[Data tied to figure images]

★ ★ ★ ★ ★

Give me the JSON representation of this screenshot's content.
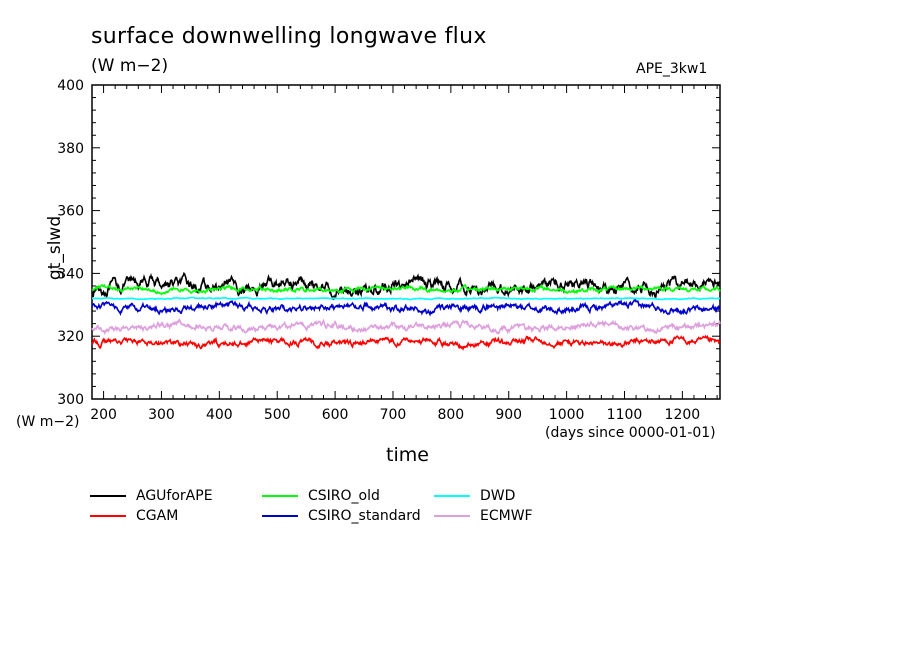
{
  "title": "surface downwelling longwave flux",
  "units": "(W m−2)",
  "experiment": "APE_3kw1",
  "y_unit_label": "(W m−2)",
  "x_unit_label": "(days since 0000-01-01)",
  "chart_data": {
    "type": "line",
    "title": "surface downwelling longwave flux",
    "xlabel": "time",
    "ylabel": "gt_slwd",
    "xlim": [
      180,
      1265
    ],
    "ylim": [
      300,
      400
    ],
    "xticks": [
      200,
      300,
      400,
      500,
      600,
      700,
      800,
      900,
      1000,
      1100,
      1200
    ],
    "yticks": [
      300,
      320,
      340,
      360,
      380,
      400
    ],
    "grid": false,
    "legend_position": "bottom",
    "series": [
      {
        "name": "AGUforAPE",
        "color": "#000000",
        "x": [
          180,
          1265
        ],
        "mean": 336.0,
        "amplitude": 2.4
      },
      {
        "name": "CGAM",
        "color": "#ff0000",
        "x": [
          180,
          1265
        ],
        "mean": 318.0,
        "amplitude": 1.3
      },
      {
        "name": "CSIRO_old",
        "color": "#00ff00",
        "x": [
          180,
          1265
        ],
        "mean": 335.0,
        "amplitude": 0.9
      },
      {
        "name": "CSIRO_standard",
        "color": "#0000cc",
        "x": [
          180,
          1265
        ],
        "mean": 329.0,
        "amplitude": 1.4
      },
      {
        "name": "DWD",
        "color": "#00ffff",
        "x": [
          180,
          1265
        ],
        "mean": 332.0,
        "amplitude": 0.2
      },
      {
        "name": "ECMWF",
        "color": "#dda0dd",
        "x": [
          180,
          1265
        ],
        "mean": 323.0,
        "amplitude": 1.3
      }
    ]
  }
}
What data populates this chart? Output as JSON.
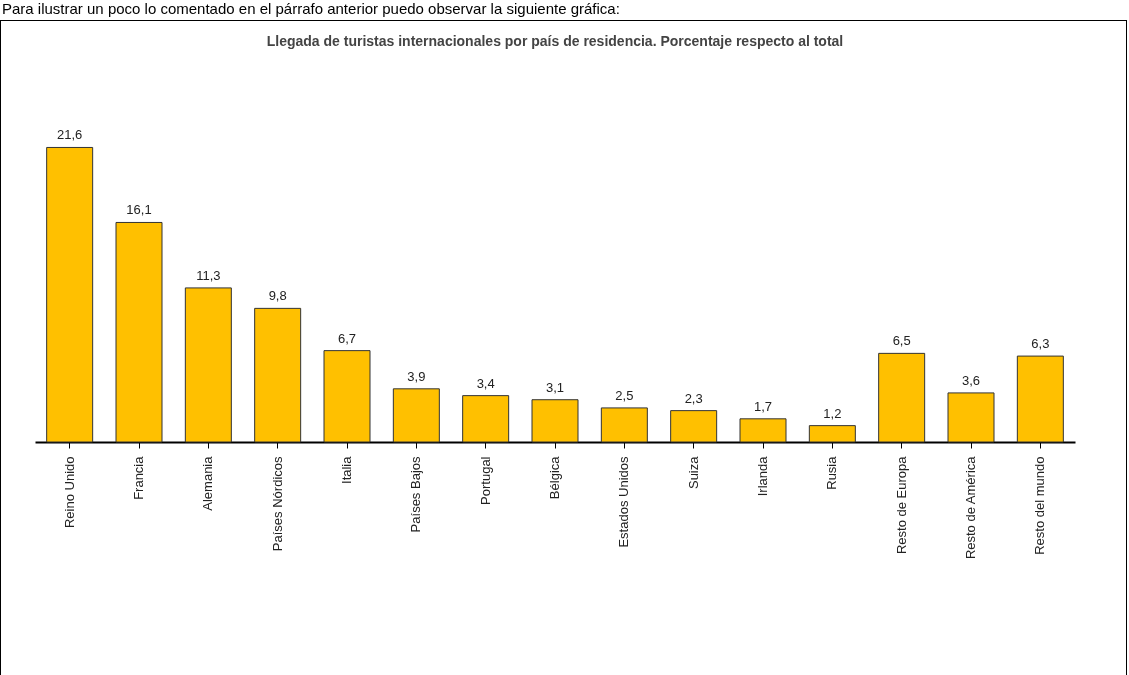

★ ★ ★ ★ ★

* Given task:
Pull every line containing the word "this" out of the material and copy it.

* Completed exercise:
Give me the JSON representation of this screenshot's content.
What data populates this chart? Output as JSON.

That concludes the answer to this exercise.